在开始实现解析器之前，我们需要一个简单的HTTP服务器来测试我们的代码。这里我用Node.js快速搭建了一个：

const http = require('node:http')

const server = http.createServer((req, res) => {
  res.setHeader('Content-Type', 'text/html')
  res.setHeader('X-Foo', 'bar')
  res.writeHead(200, { 'Content-Type': 'text/plain' })
  console.log('request received')
  res.end('ok')
})

server.listen(8088)
console.log('Server running at http://localhost:8088/')

这个服务器很简单，但足够我们测试HTTP请求和响应解析了。

核心实现：手动构建HTTP客户端

第一步：实现Request类

我选择使用Node.js的net模块而不是http模块，这样能更深入地理解底层实现：

我使用的node版本是16.14.0 不同版本可能会有差异

class Request {
  constructor(options) {
    // 设置默认值
    const defaultOptions = {
      method: 'GET',
      body: {},
      host: 'localhost',
      path: '/',
      port: 80,
      headers: {
        'Content-Type': 'application/x-www-form-urlencoded',
      },
    }

    // 合并用户配置和默认配置
    options = {
      ...defaultOptions,
      ...options,
    }

    // 将配置映射到实例属性
    Object.keys(defaultOptions).forEach((key) => {
      this[key] = options[key]
    })

    // 处理不同Content-Type的请求体
    this.processBody()
  }

  processBody () {
    if (this.headers['Content-Type'] === 'application/json') {
      // POST请求：JSON格式
      this.bodyText = JSON.stringify(this.body)
    }
    else if (this.headers['Content-Type'] === 'application/x-www-form-urlencoded') {
      // GET请求：URL编码格式
      this.bodyText = Object.keys(this.body)
        .map(key => `${key}=${encodeURIComponent(this.body[key])}`)
        .join('&')
      this.headers['Content-Length'] = this.bodyText.length
    }
  }

  // 格式化HTTP请求报文
  toString () {
    return `${this.method} ${this.path} HTTP/1.1\r
${Object.keys(this.headers)
        .map(key => `${key}: ${this.headers[key]}`)
        .join('\r\n')}\r
\r
${this.bodyText}`
  }

  // 发送HTTP请求
  send () {

      // 创建新的连接
      const connection = net.createConnection(
        {
          host: this.host,
          port: this.port,
        },
        () => {
          console.log('Connected to server!')
          connection.write(this.toString())
        }
      )

      // 处理响应数据
      connection.on('data', (data) => {
        console.log("data", data.toString())
        connection.end()
      })

→ **所给材料**
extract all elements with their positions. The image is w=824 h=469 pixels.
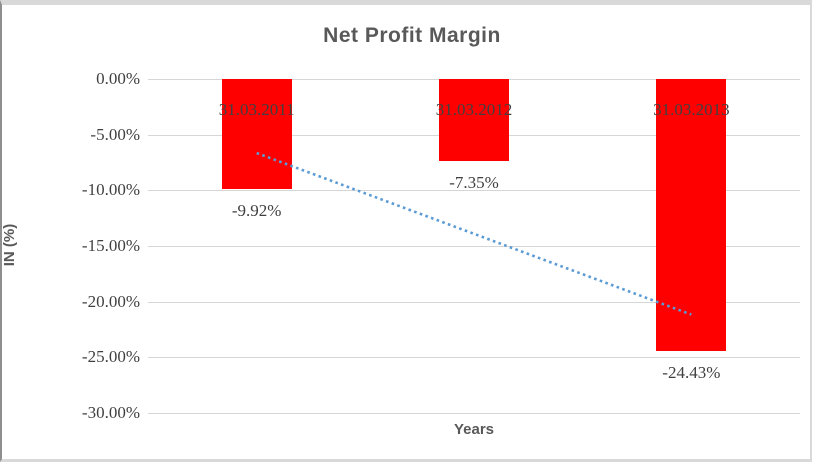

→ **题目 A**
根据关于手动构建HTTP客户端的文本节选，回答下面三个小题，每题一行：
(i) 测试用的HTTP服务器监听哪个端口？
(ii) 作者使用的node版本是多少？
(iii) Request类的默认配置中，method的默认值是什么？
→ **题目 B**
列出关于手动构建HTTP客户端的文本节选中，defaultOptions对象里定义的全部顶层键名。
→ **题目 C**
续写这篇用net模块手动实现HTTP客户端的文章，从最后一行代码之后接着写。

→ **结果 A**
(i) 8088
(ii) 16.14.0
(iii) GET

→ **结果 B**
method、body、host、path、port、headers

→ **结果 C**
      // 错误处理
      connection.on('error', (err) => {
        console.log("error", err)
        connection.end()
      })

      // 连接结束
      connection.on('end', () => {
        console.log('Disconnected from server')
      })
  }
}

测试Request类

让我们测试一下这个Request类：

(function () {
  let request = new Request({
    method: 'POST',
    host: '127.0.0.1',
    port: 8088,
    body: {
      a: '1',
    },
    headers: {
      'Content-Type': 'application/x-www-form-urlencoded',
    },
    path: '/',
  })

  request.send()
})()

运行后，我们得到了这样的HTTP响应：

HTTP/1.1 200 OK
Content-Type: text/plain
X-Foo: bar
Date: Mon, 18 May 2020 03:45:46 GMT
Connection: keep-alive
Transfer-Encoding: chunked

2
ok
0

关于响应格式的说明：

第一行是状态行：HTTP/1.1 200 OK
中间是响应头字段
空行分隔头部和响应体
2 和 0 是chunked编码的长度标识：
- 2 表示接下来有2个字符的内容
- ok 是实际内容
- 0 表示响应结束

核心：状态机解析HTTP响应

我们需要用状态机来解析这个HTTP响应。我设计了一个7状态的状态机：

状态机设计思路

class ResponseParser {
  constructor() {
    // 定义7个状态，对应HTTP响应的不同部分
    this.WAITING_STATUS_LINE = 0 // 等待状态行
    this.WAITING_STATUS_LINE_END = 1 // 等待状态行结束
    this.WAITING_HEADER_NAME = 2 // 等待头部字段名
    this.WAITING_HEADER_SPACE = 3 // 等待头部字段名后的空格
    this.WAITING_HEADER_VALUE = 4 // 等待头部字段值
    this.WAITING_HEADER_LINE_END = 5 // 等待头部行结束
    this.WAITING_HEADER_BLOCK_END = 6 // 等待头部块结束
    this.WAITING_BODY = 7 // 等待响应体

    this.current = this.WAITING_STATUS_LINE // 初始状态

    // 初始化解析结果
    this.headers = {}
    this.headerName = ''
    this.headerValue = ''
    this.statusLine = ''
    this.bodyParser = null
  }

  // 判断解析是否完成
  get isFinished() {
    return this.bodyParser && this.bodyParser.isFinished
  }

  // 获取格式化后的响应内容
  get response() {
    this.statusLine.match(/HTTP\/1.1 (\d+) ([\s\S]+)/)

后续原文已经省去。